» Problem to solve: Collect every line that includes the string "security".

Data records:
● ● ● ● ●

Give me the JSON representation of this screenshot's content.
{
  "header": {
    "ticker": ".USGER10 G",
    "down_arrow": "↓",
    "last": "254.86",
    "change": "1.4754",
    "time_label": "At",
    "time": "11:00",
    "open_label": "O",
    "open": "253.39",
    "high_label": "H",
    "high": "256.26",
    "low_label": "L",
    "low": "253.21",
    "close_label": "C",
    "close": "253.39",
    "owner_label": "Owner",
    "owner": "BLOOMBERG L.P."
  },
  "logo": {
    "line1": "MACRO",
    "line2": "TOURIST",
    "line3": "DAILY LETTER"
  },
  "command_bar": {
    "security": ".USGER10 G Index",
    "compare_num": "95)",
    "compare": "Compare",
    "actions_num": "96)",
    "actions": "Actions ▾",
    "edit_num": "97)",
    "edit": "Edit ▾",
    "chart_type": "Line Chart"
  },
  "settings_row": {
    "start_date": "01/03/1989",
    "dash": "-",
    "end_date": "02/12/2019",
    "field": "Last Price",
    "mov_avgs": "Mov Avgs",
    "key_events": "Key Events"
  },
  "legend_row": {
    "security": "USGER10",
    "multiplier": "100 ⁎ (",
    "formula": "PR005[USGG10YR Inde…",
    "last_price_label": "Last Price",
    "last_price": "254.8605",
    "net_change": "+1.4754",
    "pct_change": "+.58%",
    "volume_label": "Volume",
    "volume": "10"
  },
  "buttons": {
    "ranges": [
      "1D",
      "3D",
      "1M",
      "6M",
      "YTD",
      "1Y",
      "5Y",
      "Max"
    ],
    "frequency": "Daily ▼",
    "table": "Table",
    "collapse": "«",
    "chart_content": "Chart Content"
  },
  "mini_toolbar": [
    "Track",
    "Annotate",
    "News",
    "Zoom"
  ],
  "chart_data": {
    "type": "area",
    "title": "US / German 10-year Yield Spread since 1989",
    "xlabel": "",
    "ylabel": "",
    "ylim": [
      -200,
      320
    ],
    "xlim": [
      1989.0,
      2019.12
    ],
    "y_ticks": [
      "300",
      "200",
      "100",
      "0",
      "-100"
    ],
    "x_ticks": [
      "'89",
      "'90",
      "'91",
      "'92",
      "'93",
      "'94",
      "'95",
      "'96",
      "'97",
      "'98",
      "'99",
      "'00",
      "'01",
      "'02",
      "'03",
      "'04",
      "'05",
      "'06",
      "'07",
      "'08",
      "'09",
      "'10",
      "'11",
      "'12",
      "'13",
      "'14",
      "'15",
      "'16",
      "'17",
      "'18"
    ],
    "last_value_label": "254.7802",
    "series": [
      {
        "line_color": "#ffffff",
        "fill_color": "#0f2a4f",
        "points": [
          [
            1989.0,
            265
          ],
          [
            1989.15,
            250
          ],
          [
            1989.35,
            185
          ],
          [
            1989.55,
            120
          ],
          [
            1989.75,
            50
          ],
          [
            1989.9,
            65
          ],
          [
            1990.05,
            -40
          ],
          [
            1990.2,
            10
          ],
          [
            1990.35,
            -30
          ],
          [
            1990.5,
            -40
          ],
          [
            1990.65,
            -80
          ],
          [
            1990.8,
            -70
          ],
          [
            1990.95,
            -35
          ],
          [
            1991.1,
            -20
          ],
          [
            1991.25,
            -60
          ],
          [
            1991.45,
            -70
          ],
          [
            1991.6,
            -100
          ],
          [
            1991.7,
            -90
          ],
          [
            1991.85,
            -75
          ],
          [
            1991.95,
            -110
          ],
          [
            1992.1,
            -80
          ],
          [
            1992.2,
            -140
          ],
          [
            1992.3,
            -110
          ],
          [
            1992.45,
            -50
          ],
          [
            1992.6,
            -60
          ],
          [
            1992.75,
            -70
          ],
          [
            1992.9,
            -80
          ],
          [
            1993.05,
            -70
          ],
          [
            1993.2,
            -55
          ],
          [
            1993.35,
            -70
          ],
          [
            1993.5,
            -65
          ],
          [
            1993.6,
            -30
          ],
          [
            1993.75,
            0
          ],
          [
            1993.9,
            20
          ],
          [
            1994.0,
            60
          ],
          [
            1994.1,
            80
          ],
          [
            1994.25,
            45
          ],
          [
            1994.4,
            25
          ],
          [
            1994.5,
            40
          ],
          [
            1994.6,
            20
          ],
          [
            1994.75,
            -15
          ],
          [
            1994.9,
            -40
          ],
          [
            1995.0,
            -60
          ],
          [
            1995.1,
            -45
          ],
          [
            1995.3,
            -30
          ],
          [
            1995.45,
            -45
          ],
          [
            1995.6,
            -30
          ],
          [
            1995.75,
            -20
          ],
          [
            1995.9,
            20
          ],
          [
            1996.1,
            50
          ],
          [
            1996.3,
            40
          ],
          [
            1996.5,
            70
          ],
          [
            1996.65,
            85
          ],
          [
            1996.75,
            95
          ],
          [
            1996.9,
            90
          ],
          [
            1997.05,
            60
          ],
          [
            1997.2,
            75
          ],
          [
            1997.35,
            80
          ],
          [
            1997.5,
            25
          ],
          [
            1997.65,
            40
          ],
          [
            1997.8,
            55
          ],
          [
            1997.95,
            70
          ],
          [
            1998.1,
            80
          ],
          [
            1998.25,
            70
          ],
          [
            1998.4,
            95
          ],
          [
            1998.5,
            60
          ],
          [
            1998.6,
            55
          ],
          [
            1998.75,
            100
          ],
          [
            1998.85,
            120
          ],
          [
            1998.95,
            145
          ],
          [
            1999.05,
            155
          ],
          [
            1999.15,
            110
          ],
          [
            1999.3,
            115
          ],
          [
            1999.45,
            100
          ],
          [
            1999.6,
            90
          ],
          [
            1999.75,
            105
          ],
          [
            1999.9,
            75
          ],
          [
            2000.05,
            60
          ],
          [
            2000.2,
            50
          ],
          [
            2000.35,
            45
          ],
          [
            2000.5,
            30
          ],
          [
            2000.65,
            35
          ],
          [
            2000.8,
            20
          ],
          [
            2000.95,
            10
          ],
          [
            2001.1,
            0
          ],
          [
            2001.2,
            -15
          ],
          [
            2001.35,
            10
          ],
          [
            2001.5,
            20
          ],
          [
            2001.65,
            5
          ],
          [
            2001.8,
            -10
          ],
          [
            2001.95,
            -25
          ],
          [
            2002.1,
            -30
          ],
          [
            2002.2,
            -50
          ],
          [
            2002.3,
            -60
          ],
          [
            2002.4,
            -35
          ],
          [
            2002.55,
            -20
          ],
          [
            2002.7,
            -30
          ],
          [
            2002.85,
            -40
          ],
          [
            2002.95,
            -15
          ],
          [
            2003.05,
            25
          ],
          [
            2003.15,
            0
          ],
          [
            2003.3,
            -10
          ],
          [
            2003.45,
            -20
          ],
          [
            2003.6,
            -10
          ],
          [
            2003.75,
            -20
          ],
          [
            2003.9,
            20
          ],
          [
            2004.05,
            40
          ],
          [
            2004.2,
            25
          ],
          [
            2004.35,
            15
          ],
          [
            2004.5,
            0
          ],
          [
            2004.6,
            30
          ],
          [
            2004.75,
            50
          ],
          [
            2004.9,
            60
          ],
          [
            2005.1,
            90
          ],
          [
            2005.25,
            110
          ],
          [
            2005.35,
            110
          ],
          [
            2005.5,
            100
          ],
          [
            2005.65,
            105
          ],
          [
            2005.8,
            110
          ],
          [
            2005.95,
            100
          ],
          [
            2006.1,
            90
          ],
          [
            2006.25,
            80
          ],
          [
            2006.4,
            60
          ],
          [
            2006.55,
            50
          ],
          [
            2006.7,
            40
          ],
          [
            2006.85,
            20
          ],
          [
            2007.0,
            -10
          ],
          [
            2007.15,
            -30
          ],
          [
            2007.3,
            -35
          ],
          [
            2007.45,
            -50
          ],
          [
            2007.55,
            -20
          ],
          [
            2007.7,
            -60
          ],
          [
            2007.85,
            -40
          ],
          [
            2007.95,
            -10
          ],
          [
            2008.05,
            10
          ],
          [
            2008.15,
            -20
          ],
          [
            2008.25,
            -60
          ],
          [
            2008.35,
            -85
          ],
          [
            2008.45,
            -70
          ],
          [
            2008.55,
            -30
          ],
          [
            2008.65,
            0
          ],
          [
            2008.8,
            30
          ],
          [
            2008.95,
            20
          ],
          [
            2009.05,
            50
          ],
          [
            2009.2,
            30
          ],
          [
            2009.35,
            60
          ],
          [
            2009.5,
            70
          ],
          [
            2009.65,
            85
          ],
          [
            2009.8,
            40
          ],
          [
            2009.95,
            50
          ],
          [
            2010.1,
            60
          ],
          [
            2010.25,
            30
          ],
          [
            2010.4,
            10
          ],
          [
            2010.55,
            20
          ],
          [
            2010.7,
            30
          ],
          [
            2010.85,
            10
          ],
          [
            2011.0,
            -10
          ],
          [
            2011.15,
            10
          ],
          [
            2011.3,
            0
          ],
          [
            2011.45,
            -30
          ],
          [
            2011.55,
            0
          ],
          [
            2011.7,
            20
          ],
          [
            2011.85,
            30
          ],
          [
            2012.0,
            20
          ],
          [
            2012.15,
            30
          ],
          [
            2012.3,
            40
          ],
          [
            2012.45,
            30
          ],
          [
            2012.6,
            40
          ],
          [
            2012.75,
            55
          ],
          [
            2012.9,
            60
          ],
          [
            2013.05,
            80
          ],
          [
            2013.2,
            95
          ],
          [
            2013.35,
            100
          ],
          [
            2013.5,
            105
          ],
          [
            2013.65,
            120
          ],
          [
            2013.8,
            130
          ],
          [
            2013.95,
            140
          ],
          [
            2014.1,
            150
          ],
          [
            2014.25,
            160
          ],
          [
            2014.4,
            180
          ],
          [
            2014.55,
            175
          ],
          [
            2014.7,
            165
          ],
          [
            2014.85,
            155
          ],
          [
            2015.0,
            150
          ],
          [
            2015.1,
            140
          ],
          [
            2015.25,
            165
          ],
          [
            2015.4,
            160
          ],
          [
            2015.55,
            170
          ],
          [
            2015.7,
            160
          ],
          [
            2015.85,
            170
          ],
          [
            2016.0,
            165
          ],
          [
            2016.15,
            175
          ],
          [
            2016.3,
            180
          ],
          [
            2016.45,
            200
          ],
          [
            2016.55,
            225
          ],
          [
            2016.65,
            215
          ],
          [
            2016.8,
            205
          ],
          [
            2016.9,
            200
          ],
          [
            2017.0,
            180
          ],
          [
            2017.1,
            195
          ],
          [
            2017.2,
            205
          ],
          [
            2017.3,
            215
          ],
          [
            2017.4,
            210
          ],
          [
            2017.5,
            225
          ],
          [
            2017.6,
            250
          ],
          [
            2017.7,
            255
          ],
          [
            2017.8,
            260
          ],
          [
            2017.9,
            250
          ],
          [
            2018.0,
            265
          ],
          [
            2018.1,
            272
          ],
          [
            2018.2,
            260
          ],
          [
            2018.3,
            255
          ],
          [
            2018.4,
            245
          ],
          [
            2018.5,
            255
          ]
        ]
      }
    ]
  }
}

● ● ● ● ●

» Output below:
    "security": ".USGER10 G Index",
    "security": "USGER10",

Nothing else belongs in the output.